### [SHORT PROBLEM]
Write out every line below that includes the word "this".

### [DATA ENTRIES]
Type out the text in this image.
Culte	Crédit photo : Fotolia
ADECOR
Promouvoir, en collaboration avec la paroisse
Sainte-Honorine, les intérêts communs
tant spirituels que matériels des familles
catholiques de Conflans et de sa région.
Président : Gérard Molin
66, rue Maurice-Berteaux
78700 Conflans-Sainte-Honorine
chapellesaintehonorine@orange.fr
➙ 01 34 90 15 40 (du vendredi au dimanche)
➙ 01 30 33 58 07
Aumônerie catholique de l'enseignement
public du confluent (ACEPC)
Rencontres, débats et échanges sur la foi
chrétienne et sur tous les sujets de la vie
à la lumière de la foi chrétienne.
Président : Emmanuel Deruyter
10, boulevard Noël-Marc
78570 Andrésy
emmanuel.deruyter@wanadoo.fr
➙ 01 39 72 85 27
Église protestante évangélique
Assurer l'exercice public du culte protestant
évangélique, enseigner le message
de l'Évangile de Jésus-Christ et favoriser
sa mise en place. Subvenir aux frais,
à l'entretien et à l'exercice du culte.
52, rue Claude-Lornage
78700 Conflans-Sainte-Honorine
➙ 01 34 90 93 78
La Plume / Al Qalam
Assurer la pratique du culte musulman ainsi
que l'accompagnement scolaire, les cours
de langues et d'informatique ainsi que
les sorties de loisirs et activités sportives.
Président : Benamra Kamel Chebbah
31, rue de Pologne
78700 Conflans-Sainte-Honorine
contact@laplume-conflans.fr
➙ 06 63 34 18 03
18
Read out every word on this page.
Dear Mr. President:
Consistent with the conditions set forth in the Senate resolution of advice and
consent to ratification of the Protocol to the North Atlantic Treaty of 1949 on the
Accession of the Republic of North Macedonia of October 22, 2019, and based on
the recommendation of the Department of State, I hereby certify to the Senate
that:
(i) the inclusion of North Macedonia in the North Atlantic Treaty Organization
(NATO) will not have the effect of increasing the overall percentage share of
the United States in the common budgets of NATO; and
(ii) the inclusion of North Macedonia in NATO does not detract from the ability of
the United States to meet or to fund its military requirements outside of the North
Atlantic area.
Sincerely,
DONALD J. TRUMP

### [TASK RESULT]
Type out the text in this image.
Read out every word on this page.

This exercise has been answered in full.